WRITTEN PROBLEM:
Find the lines with "home" in them and copy them out.

DATA TO PROCESS:
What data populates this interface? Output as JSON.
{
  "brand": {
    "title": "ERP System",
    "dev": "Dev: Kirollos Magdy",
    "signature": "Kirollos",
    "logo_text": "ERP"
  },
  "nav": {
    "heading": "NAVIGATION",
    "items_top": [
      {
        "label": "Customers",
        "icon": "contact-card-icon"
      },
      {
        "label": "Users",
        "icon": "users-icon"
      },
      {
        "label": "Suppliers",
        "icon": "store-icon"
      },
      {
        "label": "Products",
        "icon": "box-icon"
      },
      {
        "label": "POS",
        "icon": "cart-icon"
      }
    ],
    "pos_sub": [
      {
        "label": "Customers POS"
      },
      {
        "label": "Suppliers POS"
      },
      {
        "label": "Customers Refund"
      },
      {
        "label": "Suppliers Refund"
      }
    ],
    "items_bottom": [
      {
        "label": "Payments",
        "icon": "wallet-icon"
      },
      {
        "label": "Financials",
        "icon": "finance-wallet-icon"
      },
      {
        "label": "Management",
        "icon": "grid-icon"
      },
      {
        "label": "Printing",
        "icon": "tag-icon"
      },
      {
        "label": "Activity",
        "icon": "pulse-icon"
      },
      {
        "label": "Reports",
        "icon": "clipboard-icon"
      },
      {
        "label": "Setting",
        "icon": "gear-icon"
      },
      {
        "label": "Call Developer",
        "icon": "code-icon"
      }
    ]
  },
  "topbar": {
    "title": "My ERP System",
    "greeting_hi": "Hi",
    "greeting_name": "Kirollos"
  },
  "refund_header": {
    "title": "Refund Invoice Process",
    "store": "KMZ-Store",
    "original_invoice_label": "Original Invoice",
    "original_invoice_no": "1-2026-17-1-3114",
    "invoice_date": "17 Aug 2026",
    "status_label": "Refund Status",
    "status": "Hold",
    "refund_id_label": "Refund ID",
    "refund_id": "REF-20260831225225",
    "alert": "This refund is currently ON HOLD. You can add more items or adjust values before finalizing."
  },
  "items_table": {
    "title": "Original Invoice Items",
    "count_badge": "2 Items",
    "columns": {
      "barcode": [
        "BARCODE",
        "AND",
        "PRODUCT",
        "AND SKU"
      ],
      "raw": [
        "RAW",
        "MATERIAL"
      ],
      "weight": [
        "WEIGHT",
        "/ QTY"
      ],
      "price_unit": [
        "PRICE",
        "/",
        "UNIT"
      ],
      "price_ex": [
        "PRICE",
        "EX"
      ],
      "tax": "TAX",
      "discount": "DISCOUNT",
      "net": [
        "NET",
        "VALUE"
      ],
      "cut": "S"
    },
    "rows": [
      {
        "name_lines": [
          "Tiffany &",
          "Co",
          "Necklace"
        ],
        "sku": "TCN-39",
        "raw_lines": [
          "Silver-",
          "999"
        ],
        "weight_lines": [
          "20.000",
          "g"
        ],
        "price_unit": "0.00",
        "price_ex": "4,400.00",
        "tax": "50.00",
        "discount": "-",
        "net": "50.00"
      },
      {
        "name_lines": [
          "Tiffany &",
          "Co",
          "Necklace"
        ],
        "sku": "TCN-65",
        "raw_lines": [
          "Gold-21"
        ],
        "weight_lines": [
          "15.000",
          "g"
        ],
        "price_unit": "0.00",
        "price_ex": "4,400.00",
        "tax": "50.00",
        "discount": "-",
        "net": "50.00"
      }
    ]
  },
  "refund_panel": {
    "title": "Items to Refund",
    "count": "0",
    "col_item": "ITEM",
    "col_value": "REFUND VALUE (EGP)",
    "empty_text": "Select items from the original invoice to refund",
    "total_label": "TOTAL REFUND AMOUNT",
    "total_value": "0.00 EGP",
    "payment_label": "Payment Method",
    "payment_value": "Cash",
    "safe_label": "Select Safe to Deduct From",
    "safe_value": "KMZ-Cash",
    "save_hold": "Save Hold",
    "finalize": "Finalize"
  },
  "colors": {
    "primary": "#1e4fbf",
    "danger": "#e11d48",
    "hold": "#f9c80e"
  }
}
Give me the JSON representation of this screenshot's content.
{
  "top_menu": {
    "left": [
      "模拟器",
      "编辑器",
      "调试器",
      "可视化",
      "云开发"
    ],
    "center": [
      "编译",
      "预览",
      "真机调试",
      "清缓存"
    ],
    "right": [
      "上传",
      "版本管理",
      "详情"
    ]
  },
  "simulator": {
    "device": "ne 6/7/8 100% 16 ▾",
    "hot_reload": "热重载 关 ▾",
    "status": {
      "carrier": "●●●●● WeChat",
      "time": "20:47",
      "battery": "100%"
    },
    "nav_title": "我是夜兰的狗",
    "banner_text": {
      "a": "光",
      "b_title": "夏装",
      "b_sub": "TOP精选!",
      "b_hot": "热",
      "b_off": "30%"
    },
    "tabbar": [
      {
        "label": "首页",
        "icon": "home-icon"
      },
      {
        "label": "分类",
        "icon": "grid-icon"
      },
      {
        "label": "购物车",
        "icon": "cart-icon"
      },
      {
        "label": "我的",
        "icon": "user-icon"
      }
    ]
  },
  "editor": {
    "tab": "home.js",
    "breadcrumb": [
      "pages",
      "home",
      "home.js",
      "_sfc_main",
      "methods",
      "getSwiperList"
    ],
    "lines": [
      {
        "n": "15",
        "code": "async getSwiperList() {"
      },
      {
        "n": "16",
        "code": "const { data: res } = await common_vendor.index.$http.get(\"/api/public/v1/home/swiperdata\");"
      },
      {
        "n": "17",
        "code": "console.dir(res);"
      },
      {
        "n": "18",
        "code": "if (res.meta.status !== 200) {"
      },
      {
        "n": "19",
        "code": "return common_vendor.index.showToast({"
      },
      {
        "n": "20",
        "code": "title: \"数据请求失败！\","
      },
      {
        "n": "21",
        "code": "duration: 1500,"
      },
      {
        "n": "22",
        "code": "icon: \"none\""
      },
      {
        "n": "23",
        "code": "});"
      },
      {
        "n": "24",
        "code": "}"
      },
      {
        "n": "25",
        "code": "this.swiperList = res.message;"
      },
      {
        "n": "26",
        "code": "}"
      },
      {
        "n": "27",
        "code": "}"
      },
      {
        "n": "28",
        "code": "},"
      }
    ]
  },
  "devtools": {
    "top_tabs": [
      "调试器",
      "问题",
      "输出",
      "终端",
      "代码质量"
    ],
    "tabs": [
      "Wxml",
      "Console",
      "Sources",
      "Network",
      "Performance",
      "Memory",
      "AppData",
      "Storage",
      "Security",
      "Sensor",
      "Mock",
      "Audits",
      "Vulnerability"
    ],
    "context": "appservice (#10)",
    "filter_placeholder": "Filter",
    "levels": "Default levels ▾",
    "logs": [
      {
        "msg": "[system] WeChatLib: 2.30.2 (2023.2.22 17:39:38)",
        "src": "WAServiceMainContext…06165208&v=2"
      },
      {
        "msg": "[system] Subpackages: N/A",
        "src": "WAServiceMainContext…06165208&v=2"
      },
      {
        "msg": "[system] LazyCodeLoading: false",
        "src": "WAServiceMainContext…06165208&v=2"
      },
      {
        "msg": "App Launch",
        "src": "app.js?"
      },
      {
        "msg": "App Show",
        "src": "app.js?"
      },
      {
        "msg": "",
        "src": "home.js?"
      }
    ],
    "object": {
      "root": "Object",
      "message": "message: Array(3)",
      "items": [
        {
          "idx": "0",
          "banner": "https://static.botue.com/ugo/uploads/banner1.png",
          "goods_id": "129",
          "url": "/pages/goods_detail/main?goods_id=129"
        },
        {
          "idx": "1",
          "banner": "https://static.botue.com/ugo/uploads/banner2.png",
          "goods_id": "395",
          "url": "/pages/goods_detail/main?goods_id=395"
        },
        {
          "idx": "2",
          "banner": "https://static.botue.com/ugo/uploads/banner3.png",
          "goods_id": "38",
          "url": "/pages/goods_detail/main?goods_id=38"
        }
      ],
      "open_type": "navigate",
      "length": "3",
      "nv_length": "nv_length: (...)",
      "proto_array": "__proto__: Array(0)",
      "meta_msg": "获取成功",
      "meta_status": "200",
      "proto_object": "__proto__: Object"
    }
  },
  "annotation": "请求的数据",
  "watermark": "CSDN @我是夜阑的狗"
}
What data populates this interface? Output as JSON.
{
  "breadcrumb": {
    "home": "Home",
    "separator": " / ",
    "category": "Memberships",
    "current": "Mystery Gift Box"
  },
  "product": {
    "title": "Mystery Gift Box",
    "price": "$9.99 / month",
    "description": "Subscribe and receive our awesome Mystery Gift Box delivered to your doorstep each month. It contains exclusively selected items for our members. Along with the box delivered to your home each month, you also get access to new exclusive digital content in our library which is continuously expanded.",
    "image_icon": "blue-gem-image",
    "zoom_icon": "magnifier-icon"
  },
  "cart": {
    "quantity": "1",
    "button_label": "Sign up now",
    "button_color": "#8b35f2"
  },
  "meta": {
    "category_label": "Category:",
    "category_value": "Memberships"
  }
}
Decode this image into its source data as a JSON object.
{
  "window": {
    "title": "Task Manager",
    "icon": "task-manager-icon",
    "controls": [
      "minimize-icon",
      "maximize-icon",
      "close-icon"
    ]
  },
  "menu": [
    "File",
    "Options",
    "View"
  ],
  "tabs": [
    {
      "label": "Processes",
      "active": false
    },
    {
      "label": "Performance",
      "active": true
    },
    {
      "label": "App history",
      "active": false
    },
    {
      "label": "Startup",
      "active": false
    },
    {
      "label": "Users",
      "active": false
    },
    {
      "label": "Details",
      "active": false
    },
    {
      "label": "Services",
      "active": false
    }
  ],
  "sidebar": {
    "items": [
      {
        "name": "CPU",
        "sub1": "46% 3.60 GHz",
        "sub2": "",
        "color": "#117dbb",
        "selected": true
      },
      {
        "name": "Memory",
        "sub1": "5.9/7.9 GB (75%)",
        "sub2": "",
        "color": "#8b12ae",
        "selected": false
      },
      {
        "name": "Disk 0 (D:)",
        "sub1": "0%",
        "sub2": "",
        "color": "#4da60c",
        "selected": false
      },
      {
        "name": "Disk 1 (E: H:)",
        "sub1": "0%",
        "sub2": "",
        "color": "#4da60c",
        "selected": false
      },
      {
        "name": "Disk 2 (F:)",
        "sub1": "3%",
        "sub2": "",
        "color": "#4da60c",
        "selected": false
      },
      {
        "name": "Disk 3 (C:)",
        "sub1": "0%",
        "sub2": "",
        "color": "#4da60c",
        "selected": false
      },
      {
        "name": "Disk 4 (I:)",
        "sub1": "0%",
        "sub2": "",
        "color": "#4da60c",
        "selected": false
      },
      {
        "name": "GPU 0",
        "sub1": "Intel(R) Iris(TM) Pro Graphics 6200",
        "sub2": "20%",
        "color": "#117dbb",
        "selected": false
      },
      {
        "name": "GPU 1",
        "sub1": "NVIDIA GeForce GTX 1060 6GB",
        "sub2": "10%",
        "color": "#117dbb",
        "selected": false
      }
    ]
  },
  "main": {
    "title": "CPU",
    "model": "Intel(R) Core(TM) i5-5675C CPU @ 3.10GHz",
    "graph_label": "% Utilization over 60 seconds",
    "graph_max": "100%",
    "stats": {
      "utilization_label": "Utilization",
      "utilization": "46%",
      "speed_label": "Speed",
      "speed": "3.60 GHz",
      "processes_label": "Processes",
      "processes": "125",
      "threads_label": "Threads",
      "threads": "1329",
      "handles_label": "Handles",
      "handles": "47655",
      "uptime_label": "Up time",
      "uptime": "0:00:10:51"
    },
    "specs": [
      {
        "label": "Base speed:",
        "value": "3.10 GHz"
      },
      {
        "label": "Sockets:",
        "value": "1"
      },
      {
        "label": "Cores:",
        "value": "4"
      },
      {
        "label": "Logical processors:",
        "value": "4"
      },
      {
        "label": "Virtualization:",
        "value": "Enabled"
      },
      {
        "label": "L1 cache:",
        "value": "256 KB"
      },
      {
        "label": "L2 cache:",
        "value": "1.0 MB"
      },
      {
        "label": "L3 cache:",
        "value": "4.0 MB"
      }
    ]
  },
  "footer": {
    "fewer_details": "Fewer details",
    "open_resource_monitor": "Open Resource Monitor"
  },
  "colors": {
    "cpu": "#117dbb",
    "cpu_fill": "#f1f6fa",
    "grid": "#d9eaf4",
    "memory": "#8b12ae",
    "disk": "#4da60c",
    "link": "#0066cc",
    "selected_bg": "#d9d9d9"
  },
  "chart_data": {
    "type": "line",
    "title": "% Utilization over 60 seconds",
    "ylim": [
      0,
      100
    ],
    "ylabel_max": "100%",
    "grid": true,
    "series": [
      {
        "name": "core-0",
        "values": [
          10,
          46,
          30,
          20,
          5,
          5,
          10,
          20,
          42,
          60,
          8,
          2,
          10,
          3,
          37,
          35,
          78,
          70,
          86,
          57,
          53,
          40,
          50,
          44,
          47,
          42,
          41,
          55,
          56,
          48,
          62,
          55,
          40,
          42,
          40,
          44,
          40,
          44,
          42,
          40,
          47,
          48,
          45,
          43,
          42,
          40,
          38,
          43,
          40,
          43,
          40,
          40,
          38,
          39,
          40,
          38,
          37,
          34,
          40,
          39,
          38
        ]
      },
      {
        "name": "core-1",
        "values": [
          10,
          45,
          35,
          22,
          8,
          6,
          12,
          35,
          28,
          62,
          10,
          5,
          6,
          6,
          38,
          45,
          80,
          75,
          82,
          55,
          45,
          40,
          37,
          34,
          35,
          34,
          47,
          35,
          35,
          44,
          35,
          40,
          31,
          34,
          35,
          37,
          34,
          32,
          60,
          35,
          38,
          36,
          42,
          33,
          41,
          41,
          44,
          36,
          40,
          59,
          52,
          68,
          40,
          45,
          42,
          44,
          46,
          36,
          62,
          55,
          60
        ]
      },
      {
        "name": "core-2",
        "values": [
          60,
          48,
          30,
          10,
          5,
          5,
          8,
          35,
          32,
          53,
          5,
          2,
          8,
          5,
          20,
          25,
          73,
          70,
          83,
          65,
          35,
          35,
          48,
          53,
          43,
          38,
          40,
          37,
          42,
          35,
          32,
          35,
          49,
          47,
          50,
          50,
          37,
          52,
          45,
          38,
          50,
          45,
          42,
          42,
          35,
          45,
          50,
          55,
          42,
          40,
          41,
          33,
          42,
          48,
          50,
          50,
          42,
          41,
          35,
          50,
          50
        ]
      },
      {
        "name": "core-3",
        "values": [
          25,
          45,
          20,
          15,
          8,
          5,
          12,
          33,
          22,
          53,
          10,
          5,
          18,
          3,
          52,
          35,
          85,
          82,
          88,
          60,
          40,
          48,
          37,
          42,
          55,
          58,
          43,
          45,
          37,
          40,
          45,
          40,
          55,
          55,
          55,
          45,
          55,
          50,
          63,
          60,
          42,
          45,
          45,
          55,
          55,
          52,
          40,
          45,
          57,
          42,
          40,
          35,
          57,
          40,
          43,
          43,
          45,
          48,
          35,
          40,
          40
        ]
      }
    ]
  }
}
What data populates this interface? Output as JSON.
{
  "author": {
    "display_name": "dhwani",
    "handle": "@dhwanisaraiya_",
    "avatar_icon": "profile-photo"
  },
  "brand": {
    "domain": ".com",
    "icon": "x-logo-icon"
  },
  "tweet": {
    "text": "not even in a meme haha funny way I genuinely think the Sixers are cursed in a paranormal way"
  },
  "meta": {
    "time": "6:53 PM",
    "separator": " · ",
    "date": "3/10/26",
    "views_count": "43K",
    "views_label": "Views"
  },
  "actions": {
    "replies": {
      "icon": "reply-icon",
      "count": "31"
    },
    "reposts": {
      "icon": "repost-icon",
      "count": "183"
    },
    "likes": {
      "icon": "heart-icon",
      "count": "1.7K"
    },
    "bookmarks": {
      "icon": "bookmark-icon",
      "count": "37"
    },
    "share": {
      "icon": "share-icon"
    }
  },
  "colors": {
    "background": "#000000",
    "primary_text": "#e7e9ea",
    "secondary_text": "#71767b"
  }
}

RESULT:
        "icon": "home-icon"
    "tab": "home.js",
      "home",
      "home.js",
        "code": "const { data: res } = await common_vendor.index.$http.get(\"/api/public/v1/home/swiperdata\");"
        "src": "home.js?"
    "home": "Home",
    "description": "Subscribe and receive our awesome Mystery Gift Box delivered to your doorstep each month. It contains exclusively selected items for our members. Along with the box delivered to your home each month, you also get access to new exclusive digital content in our library which is continuously expanded.",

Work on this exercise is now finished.